TASK BRIEF:
Return the listing below verbatim. Pictures do not belong in the copy.

RAW RECORDS:
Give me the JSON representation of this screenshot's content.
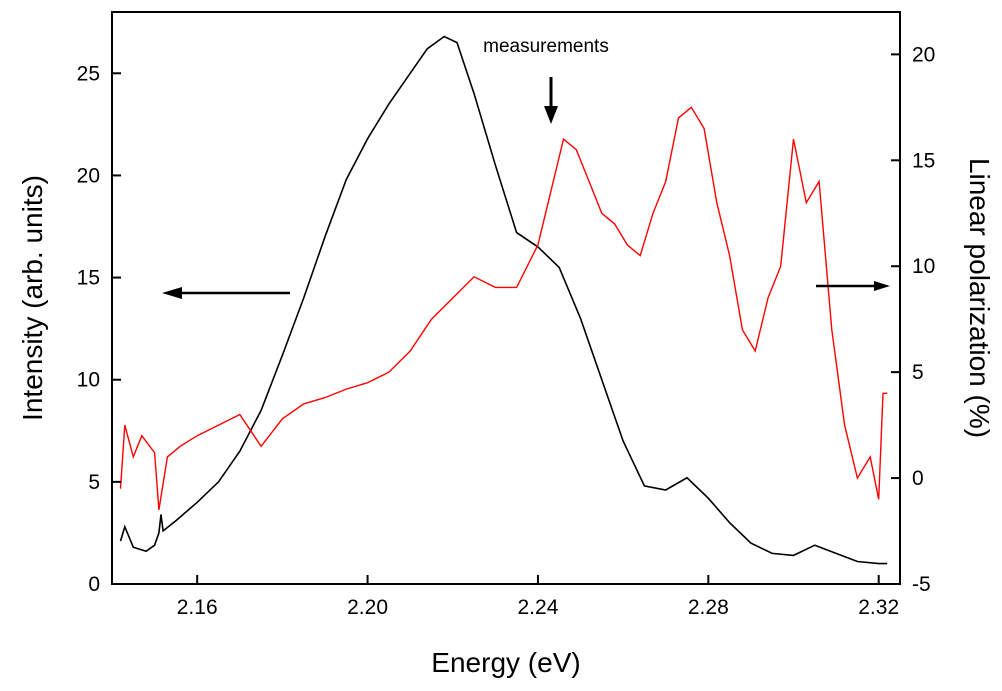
{
  "chart_data": {
    "type": "line",
    "title": "",
    "xlabel": "Energy (eV)",
    "ylabel_left": "Intensity (arb. units)",
    "ylabel_right": "Linear polarization (%)",
    "xlim": [
      2.14,
      2.325
    ],
    "ylim_left": [
      0,
      28
    ],
    "ylim_right": [
      -5,
      22
    ],
    "x_ticks": [
      "2.16",
      "2.20",
      "2.24",
      "2.28",
      "2.32"
    ],
    "y_left_ticks": [
      "0",
      "5",
      "10",
      "15",
      "20",
      "25"
    ],
    "y_right_ticks": [
      "-5",
      "0",
      "5",
      "10",
      "15",
      "20"
    ],
    "grid": false,
    "annotations": {
      "measurements": {
        "text": "measurements",
        "x": 2.247
      },
      "left_arrow_points_to": "left axis",
      "right_arrow_points_to": "right axis"
    },
    "series": [
      {
        "axis": "left",
        "color": "#000000",
        "x": [
          2.142,
          2.143,
          2.145,
          2.148,
          2.15,
          2.151,
          2.1515,
          2.152,
          2.155,
          2.16,
          2.165,
          2.17,
          2.175,
          2.18,
          2.185,
          2.19,
          2.195,
          2.2,
          2.205,
          2.21,
          2.214,
          2.218,
          2.221,
          2.225,
          2.23,
          2.235,
          2.24,
          2.245,
          2.25,
          2.255,
          2.26,
          2.265,
          2.27,
          2.275,
          2.28,
          2.285,
          2.29,
          2.295,
          2.3,
          2.305,
          2.31,
          2.315,
          2.32,
          2.322
        ],
        "values": [
          2.1,
          2.8,
          1.8,
          1.6,
          1.9,
          2.5,
          3.4,
          2.6,
          3.1,
          4.0,
          5.0,
          6.5,
          8.5,
          11.2,
          14.0,
          17.0,
          19.8,
          21.8,
          23.5,
          25.0,
          26.2,
          26.8,
          26.5,
          24.0,
          20.5,
          17.2,
          16.5,
          15.5,
          13.0,
          10.0,
          7.0,
          4.8,
          4.6,
          5.2,
          4.2,
          3.0,
          2.0,
          1.5,
          1.4,
          1.9,
          1.5,
          1.1,
          1.0,
          1.0
        ]
      },
      {
        "axis": "right",
        "color": "#ff0000",
        "x": [
          2.142,
          2.143,
          2.145,
          2.147,
          2.15,
          2.151,
          2.153,
          2.156,
          2.16,
          2.165,
          2.17,
          2.175,
          2.18,
          2.185,
          2.19,
          2.195,
          2.2,
          2.205,
          2.21,
          2.215,
          2.22,
          2.225,
          2.23,
          2.235,
          2.24,
          2.243,
          2.246,
          2.249,
          2.252,
          2.255,
          2.258,
          2.261,
          2.264,
          2.267,
          2.27,
          2.273,
          2.276,
          2.279,
          2.282,
          2.285,
          2.288,
          2.291,
          2.294,
          2.297,
          2.3,
          2.303,
          2.306,
          2.309,
          2.312,
          2.315,
          2.318,
          2.32,
          2.321,
          2.322
        ],
        "values": [
          -0.5,
          2.5,
          1.0,
          2.0,
          1.2,
          -1.5,
          1.0,
          1.5,
          2.0,
          2.5,
          3.0,
          1.5,
          2.8,
          3.5,
          3.8,
          4.2,
          4.5,
          5.0,
          6.0,
          7.5,
          8.5,
          9.5,
          9.0,
          9.0,
          11.0,
          13.5,
          16.0,
          15.5,
          14.0,
          12.5,
          12.0,
          11.0,
          10.5,
          12.5,
          14.0,
          17.0,
          17.5,
          16.5,
          13.0,
          10.5,
          7.0,
          6.0,
          8.5,
          10.0,
          16.0,
          13.0,
          14.0,
          7.0,
          2.5,
          0.0,
          1.0,
          -1.0,
          4.0,
          4.0
        ]
      }
    ]
  }
}
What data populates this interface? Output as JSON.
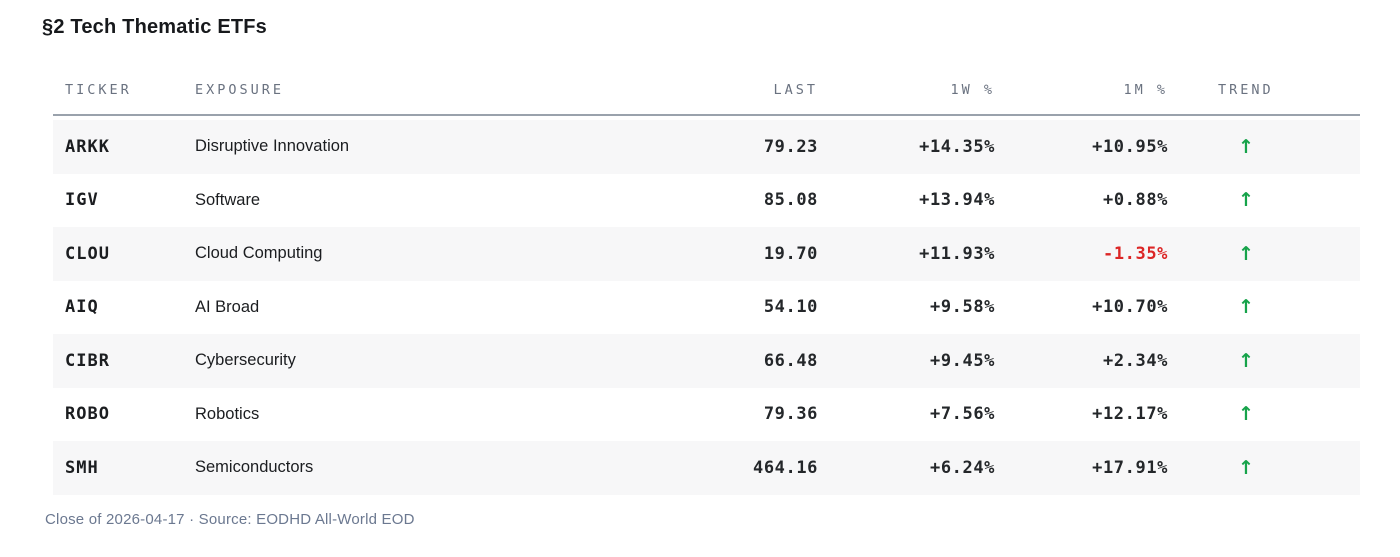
{
  "title": "§2 Tech Thematic ETFs",
  "table": {
    "columns": [
      {
        "key": "ticker",
        "label": "TICKER"
      },
      {
        "key": "exposure",
        "label": "EXPOSURE"
      },
      {
        "key": "last",
        "label": "LAST"
      },
      {
        "key": "w1",
        "label": "1W %"
      },
      {
        "key": "m1",
        "label": "1M %"
      },
      {
        "key": "trend",
        "label": "TREND"
      }
    ],
    "rows": [
      {
        "ticker": "ARKK",
        "exposure": "Disruptive Innovation",
        "last": "79.23",
        "w1": "+14.35%",
        "m1": "+10.95%",
        "trend": "up"
      },
      {
        "ticker": "IGV",
        "exposure": "Software",
        "last": "85.08",
        "w1": "+13.94%",
        "m1": "+0.88%",
        "trend": "up"
      },
      {
        "ticker": "CLOU",
        "exposure": "Cloud Computing",
        "last": "19.70",
        "w1": "+11.93%",
        "m1": "-1.35%",
        "trend": "up"
      },
      {
        "ticker": "AIQ",
        "exposure": "AI Broad",
        "last": "54.10",
        "w1": "+9.58%",
        "m1": "+10.70%",
        "trend": "up"
      },
      {
        "ticker": "CIBR",
        "exposure": "Cybersecurity",
        "last": "66.48",
        "w1": "+9.45%",
        "m1": "+2.34%",
        "trend": "up"
      },
      {
        "ticker": "ROBO",
        "exposure": "Robotics",
        "last": "79.36",
        "w1": "+7.56%",
        "m1": "+12.17%",
        "trend": "up"
      },
      {
        "ticker": "SMH",
        "exposure": "Semiconductors",
        "last": "464.16",
        "w1": "+6.24%",
        "m1": "+17.91%",
        "trend": "up"
      }
    ]
  },
  "icons": {
    "trend_up": "↑"
  },
  "colors": {
    "trend_up": "#16a34a",
    "negative": "#dc2626",
    "stripe": "#f7f7f8",
    "header_text": "#6a7280"
  },
  "footer": {
    "text": "Close of 2026-04-17 · Source: EODHD All-World EOD"
  }
}
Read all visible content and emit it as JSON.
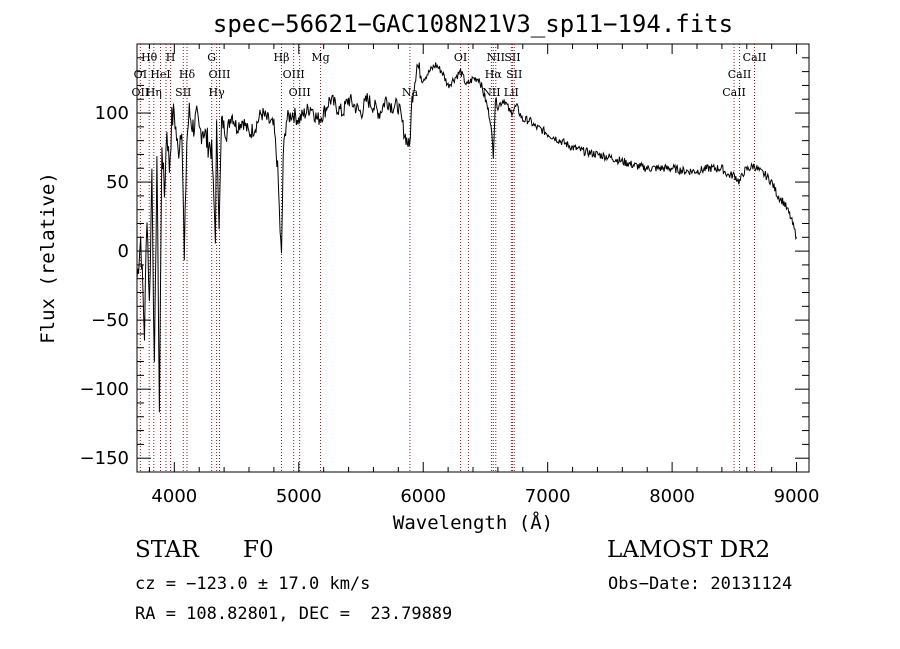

EXPECTED ANSWER:
Give me the JSON representation of this screenshot's content.
{
  "chart_data": {
    "type": "line",
    "title": "",
    "xlabel": "Energy (eV)",
    "ylabel_left": "Intensity (arb. units)",
    "ylabel_right": "Linear polarization (%)",
    "xlim": [
      2.14,
      2.325
    ],
    "ylim_left": [
      0,
      28
    ],
    "ylim_right": [
      -5,
      22
    ],
    "x_ticks": [
      "2.16",
      "2.20",
      "2.24",
      "2.28",
      "2.32"
    ],
    "y_left_ticks": [
      "0",
      "5",
      "10",
      "15",
      "20",
      "25"
    ],
    "y_right_ticks": [
      "-5",
      "0",
      "5",
      "10",
      "15",
      "20"
    ],
    "grid": false,
    "annotations": {
      "measurements": {
        "text": "measurements",
        "x": 2.247
      },
      "left_arrow_points_to": "left axis",
      "right_arrow_points_to": "right axis"
    },
    "series": [
      {
        "axis": "left",
        "color": "#000000",
        "x": [
          2.142,
          2.143,
          2.145,
          2.148,
          2.15,
          2.151,
          2.1515,
          2.152,
          2.155,
          2.16,
          2.165,
          2.17,
          2.175,
          2.18,
          2.185,
          2.19,
          2.195,
          2.2,
          2.205,
          2.21,
          2.214,
          2.218,
          2.221,
          2.225,
          2.23,
          2.235,
          2.24,
          2.245,
          2.25,
          2.255,
          2.26,
          2.265,
          2.27,
          2.275,
          2.28,
          2.285,
          2.29,
          2.295,
          2.3,
          2.305,
          2.31,
          2.315,
          2.32,
          2.322
        ],
        "values": [
          2.1,
          2.8,
          1.8,
          1.6,
          1.9,
          2.5,
          3.4,
          2.6,
          3.1,
          4.0,
          5.0,
          6.5,
          8.5,
          11.2,
          14.0,
          17.0,
          19.8,
          21.8,
          23.5,
          25.0,
          26.2,
          26.8,
          26.5,
          24.0,
          20.5,
          17.2,
          16.5,
          15.5,
          13.0,
          10.0,
          7.0,
          4.8,
          4.6,
          5.2,
          4.2,
          3.0,
          2.0,
          1.5,
          1.4,
          1.9,
          1.5,
          1.1,
          1.0,
          1.0
        ]
      },
      {
        "axis": "right",
        "color": "#ff0000",
        "x": [
          2.142,
          2.143,
          2.145,
          2.147,
          2.15,
          2.151,
          2.153,
          2.156,
          2.16,
          2.165,
          2.17,
          2.175,
          2.18,
          2.185,
          2.19,
          2.195,
          2.2,
          2.205,
          2.21,
          2.215,
          2.22,
          2.225,
          2.23,
          2.235,
          2.24,
          2.243,
          2.246,
          2.249,
          2.252,
          2.255,
          2.258,
          2.261,
          2.264,
          2.267,
          2.27,
          2.273,
          2.276,
          2.279,
          2.282,
          2.285,
          2.288,
          2.291,
          2.294,
          2.297,
          2.3,
          2.303,
          2.306,
          2.309,
          2.312,
          2.315,
          2.318,
          2.32,
          2.321,
          2.322
        ],
        "values": [
          -0.5,
          2.5,
          1.0,
          2.0,
          1.2,
          -1.5,
          1.0,
          1.5,
          2.0,
          2.5,
          3.0,
          1.5,
          2.8,
          3.5,
          3.8,
          4.2,
          4.5,
          5.0,
          6.0,
          7.5,
          8.5,
          9.5,
          9.0,
          9.0,
          11.0,
          13.5,
          16.0,
          15.5,
          14.0,
          12.5,
          12.0,
          11.0,
          10.5,
          12.5,
          14.0,
          17.0,
          17.5,
          16.5,
          13.0,
          10.5,
          7.0,
          6.0,
          8.5,
          10.0,
          16.0,
          13.0,
          14.0,
          7.0,
          2.5,
          0.0,
          1.0,
          -1.0,
          4.0,
          4.0
        ]
      }
    ]
  }
}
What data populates this interface? Output as JSON.
{
  "title": "§2 Tech Thematic ETFs",
  "table": {
    "columns": [
      {
        "key": "ticker",
        "label": "TICKER"
      },
      {
        "key": "exposure",
        "label": "EXPOSURE"
      },
      {
        "key": "last",
        "label": "LAST"
      },
      {
        "key": "w1",
        "label": "1W %"
      },
      {
        "key": "m1",
        "label": "1M %"
      },
      {
        "key": "trend",
        "label": "TREND"
      }
    ],
    "rows": [
      {
        "ticker": "ARKK",
        "exposure": "Disruptive Innovation",
        "last": "79.23",
        "w1": "+14.35%",
        "m1": "+10.95%",
        "trend": "up"
      },
      {
        "ticker": "IGV",
        "exposure": "Software",
        "last": "85.08",
        "w1": "+13.94%",
        "m1": "+0.88%",
        "trend": "up"
      },
      {
        "ticker": "CLOU",
        "exposure": "Cloud Computing",
        "last": "19.70",
        "w1": "+11.93%",
        "m1": "-1.35%",
        "trend": "up"
      },
      {
        "ticker": "AIQ",
        "exposure": "AI Broad",
        "last": "54.10",
        "w1": "+9.58%",
        "m1": "+10.70%",
        "trend": "up"
      },
      {
        "ticker": "CIBR",
        "exposure": "Cybersecurity",
        "last": "66.48",
        "w1": "+9.45%",
        "m1": "+2.34%",
        "trend": "up"
      },
      {
        "ticker": "ROBO",
        "exposure": "Robotics",
        "last": "79.36",
        "w1": "+7.56%",
        "m1": "+12.17%",
        "trend": "up"
      },
      {
        "ticker": "SMH",
        "exposure": "Semiconductors",
        "last": "464.16",
        "w1": "+6.24%",
        "m1": "+17.91%",
        "trend": "up"
      }
    ]
  },
  "icons": {
    "trend_up": "↑"
  },
  "colors": {
    "trend_up": "#16a34a",
    "negative": "#dc2626",
    "stripe": "#f7f7f8",
    "header_text": "#6a7280"
  },
  "footer": {
    "text": "Close of 2026-04-17 · Source: EODHD All-World EOD"
  }
}
Read all visible content and emit it as JSON.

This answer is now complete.